→ Written task
Wherever a line holds the word "발생하는", copy that line out.

→ Input for this task
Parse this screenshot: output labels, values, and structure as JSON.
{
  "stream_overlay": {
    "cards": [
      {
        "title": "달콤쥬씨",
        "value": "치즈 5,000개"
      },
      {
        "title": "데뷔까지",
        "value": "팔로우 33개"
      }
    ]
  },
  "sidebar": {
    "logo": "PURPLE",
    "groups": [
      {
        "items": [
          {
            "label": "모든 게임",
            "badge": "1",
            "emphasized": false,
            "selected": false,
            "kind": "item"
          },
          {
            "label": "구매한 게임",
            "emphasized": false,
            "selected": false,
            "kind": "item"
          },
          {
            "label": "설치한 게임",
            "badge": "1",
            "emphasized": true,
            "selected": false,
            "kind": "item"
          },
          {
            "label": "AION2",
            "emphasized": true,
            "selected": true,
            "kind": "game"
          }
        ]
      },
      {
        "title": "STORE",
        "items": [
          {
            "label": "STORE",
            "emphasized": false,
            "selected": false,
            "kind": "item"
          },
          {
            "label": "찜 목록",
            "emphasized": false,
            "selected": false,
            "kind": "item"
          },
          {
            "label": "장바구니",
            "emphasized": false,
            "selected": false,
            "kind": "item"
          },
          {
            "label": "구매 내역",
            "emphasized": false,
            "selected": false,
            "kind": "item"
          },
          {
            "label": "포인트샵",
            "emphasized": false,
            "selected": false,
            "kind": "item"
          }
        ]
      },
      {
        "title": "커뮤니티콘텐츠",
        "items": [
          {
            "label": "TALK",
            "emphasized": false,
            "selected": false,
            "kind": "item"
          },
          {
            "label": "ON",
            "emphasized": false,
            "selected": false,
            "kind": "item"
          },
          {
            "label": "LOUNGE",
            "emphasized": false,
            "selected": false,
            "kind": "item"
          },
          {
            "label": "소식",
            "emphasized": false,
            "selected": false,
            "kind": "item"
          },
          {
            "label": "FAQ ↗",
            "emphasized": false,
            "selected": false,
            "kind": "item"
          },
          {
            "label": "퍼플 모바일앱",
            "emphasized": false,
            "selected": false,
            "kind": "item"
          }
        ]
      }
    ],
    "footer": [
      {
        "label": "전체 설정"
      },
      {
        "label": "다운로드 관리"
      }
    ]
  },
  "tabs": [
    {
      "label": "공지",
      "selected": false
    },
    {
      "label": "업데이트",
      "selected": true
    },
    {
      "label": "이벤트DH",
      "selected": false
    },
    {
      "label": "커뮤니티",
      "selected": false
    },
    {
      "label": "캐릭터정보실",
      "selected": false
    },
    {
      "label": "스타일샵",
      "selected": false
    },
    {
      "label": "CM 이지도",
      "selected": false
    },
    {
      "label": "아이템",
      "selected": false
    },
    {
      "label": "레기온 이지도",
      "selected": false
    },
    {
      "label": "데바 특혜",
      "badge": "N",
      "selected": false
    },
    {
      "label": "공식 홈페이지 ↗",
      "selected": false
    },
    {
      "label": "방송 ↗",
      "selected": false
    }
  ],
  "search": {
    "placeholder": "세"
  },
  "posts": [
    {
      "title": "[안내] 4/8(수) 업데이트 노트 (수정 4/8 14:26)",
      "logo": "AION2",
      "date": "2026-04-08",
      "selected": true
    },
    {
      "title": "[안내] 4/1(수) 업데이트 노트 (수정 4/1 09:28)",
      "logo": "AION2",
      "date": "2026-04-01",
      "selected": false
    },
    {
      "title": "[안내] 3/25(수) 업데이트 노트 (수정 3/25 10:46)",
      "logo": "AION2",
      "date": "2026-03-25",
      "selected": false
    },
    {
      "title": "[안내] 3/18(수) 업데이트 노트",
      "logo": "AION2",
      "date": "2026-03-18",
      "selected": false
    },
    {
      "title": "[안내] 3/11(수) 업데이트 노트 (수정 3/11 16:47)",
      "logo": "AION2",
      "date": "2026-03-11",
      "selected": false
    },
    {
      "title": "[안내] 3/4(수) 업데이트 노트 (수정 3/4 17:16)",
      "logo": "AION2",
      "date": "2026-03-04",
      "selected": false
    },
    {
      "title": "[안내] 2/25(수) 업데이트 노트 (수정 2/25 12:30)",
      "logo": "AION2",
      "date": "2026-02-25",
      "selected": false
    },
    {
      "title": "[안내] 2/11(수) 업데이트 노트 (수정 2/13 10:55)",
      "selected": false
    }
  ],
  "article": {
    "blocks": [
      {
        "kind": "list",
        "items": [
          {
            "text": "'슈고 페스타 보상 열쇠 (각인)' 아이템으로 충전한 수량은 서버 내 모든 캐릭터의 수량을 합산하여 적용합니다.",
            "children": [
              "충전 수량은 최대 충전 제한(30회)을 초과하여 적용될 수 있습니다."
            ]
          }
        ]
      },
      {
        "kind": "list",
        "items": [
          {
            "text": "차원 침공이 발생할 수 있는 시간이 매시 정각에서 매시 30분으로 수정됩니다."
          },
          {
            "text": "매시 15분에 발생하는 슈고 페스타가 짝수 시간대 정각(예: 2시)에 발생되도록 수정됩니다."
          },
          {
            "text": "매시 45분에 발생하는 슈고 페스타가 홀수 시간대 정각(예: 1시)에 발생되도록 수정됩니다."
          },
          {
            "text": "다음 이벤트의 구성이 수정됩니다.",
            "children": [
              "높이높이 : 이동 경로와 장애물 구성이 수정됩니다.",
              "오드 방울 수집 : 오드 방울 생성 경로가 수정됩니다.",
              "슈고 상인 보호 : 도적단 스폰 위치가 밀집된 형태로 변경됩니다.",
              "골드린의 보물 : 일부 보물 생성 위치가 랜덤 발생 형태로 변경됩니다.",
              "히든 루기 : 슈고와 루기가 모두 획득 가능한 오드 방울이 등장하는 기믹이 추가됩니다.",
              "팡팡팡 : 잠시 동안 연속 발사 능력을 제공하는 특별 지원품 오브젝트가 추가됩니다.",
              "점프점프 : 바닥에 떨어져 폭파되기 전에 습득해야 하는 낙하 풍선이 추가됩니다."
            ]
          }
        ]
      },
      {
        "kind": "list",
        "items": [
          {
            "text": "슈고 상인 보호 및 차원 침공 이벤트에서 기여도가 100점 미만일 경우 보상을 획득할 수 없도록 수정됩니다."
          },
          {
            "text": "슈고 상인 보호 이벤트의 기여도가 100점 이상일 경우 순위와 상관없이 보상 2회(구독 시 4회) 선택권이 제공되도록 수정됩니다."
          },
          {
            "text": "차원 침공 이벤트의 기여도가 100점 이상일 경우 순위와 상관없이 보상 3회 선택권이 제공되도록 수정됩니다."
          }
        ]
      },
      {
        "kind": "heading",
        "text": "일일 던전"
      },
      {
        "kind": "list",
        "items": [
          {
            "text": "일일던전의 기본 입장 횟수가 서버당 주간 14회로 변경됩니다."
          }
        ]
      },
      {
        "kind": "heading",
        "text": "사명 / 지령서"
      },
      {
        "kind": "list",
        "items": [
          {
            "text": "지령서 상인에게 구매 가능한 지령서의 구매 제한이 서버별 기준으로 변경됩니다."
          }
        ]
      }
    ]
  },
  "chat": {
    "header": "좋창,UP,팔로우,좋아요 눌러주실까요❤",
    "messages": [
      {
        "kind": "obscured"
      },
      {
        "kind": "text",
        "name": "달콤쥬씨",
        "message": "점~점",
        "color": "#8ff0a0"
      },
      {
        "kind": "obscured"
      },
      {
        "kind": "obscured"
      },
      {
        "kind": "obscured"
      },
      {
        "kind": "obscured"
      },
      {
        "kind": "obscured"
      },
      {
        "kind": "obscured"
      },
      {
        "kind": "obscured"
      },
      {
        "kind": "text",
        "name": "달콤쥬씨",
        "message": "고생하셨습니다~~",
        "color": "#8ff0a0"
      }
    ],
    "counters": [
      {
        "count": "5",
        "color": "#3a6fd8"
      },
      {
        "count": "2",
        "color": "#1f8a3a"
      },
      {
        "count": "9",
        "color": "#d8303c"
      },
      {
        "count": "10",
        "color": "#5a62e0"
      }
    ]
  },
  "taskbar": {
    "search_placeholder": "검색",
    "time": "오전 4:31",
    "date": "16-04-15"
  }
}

→ Reply
            "text": "매시 15분에 발생하는 슈고 페스타가 짝수 시간대 정각(예: 2시)에 발생되도록 수정됩니다."
            "text": "매시 45분에 발생하는 슈고 페스타가 홀수 시간대 정각(예: 1시)에 발생되도록 수정됩니다."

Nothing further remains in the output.